* _Objective_
Which lines hold the word "duration"? Show each of them.

* _Listing_
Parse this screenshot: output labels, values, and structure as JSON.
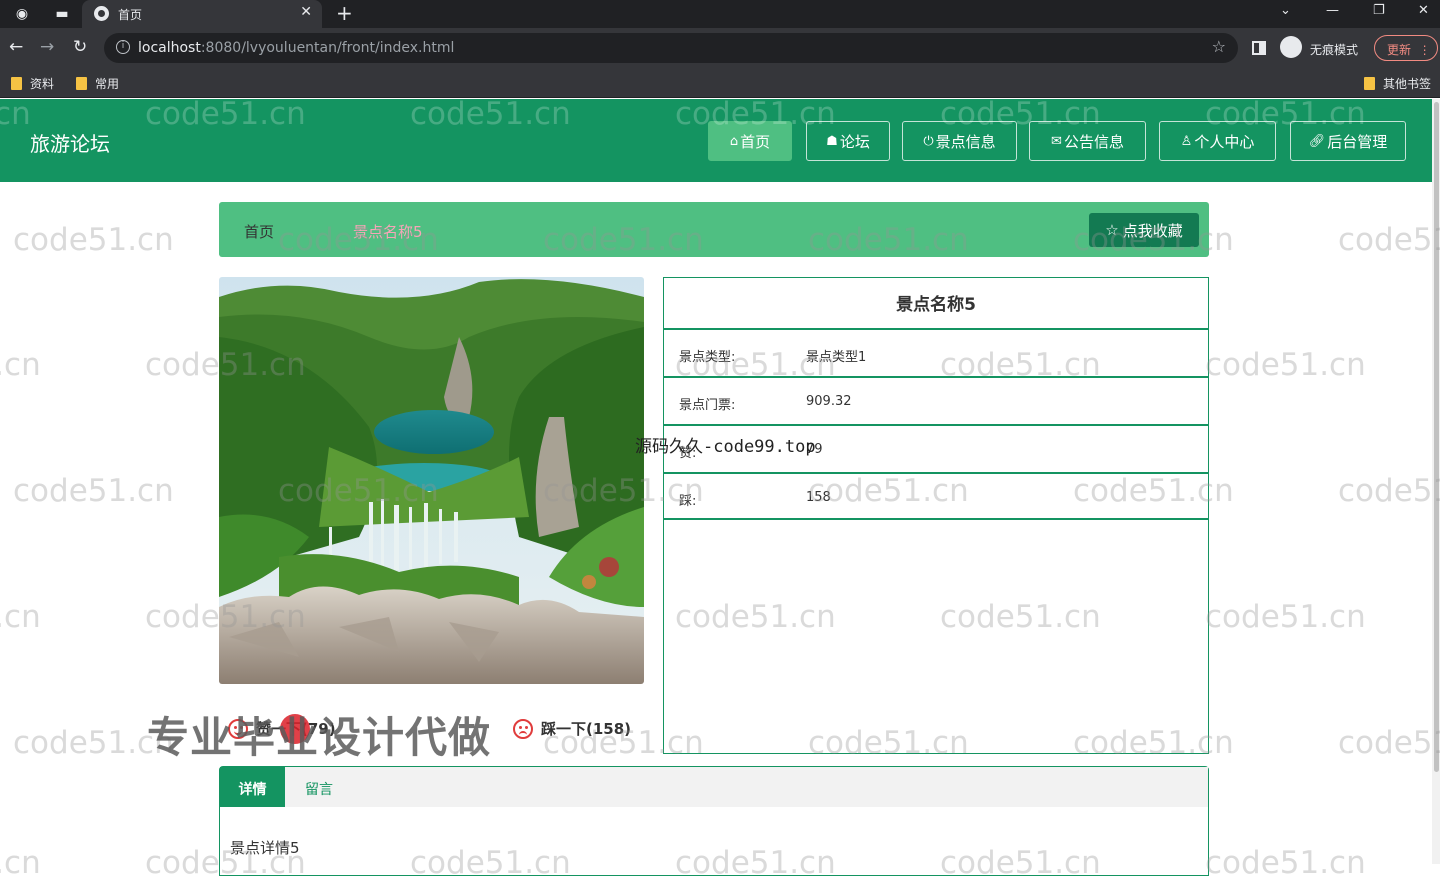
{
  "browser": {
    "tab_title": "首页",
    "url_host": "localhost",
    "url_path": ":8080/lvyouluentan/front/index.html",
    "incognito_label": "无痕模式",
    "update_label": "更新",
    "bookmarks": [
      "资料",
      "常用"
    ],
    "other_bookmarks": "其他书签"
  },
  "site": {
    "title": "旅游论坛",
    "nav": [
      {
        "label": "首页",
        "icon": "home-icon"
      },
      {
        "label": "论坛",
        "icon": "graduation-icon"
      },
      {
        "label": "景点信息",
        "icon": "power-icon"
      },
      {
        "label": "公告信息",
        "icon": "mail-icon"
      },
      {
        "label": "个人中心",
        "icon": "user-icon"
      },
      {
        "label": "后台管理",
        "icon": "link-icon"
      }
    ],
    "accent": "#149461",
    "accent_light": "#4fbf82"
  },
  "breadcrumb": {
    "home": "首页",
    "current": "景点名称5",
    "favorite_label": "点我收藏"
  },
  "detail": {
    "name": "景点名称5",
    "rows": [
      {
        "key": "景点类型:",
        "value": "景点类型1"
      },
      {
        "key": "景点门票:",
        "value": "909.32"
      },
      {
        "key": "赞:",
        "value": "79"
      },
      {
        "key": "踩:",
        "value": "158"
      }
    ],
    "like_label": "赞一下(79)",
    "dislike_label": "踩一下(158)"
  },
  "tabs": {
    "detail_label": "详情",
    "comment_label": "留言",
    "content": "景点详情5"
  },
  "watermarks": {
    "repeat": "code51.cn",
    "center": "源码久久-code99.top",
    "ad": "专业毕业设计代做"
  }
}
...
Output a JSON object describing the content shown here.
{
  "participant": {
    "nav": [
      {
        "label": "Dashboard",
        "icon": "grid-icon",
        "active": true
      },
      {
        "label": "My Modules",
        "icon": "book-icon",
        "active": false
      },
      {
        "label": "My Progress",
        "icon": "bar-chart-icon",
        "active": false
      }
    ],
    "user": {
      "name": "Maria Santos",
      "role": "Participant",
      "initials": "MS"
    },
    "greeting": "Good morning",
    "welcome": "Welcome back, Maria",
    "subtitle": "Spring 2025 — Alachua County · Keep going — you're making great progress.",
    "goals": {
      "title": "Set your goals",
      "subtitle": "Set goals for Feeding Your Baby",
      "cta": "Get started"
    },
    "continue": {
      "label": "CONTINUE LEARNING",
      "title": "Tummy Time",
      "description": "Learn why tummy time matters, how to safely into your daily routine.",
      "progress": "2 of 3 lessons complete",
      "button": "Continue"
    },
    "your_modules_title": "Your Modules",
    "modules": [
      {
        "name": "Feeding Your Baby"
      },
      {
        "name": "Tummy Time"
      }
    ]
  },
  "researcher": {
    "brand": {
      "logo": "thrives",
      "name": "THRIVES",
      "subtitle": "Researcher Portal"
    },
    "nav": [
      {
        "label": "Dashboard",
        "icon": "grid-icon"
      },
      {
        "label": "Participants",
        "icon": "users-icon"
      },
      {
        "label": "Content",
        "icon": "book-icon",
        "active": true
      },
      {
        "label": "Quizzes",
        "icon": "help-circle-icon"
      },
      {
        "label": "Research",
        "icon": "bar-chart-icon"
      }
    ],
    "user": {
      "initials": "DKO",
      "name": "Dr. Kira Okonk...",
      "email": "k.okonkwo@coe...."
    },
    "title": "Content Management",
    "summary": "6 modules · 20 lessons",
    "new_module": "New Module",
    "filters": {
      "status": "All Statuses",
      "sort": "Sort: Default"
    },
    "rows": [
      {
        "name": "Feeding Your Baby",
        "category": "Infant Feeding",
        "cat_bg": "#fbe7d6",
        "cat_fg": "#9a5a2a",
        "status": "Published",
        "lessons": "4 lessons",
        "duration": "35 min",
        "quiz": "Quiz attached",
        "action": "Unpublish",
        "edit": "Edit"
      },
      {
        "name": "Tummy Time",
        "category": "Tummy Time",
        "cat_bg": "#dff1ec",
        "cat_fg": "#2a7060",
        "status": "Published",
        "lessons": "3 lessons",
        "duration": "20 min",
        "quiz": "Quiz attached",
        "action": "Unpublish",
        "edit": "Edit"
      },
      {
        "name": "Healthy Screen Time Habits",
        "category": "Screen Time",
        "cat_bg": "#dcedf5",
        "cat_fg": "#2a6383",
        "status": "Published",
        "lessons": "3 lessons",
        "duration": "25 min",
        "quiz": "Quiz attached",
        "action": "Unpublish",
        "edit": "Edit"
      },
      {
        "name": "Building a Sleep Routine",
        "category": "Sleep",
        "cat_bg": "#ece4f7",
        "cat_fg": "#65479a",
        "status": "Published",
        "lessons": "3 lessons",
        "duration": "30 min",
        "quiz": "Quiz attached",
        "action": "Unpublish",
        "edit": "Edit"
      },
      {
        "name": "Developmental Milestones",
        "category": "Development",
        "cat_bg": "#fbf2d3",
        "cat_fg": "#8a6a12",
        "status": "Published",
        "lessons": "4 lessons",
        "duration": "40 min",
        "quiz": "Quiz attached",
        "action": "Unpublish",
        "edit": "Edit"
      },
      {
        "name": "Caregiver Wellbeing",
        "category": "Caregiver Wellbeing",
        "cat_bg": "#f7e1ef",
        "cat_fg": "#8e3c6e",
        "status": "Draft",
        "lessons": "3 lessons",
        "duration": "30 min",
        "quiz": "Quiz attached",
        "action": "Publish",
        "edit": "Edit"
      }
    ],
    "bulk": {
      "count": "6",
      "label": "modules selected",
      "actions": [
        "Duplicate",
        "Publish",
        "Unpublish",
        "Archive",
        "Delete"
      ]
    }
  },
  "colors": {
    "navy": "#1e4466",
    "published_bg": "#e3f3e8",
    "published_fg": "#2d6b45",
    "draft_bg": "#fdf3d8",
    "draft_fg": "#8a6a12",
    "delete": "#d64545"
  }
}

* _Response below_
        "duration": "35 min",
        "duration": "20 min",
        "duration": "25 min",
        "duration": "30 min",
        "duration": "40 min",
        "duration": "30 min",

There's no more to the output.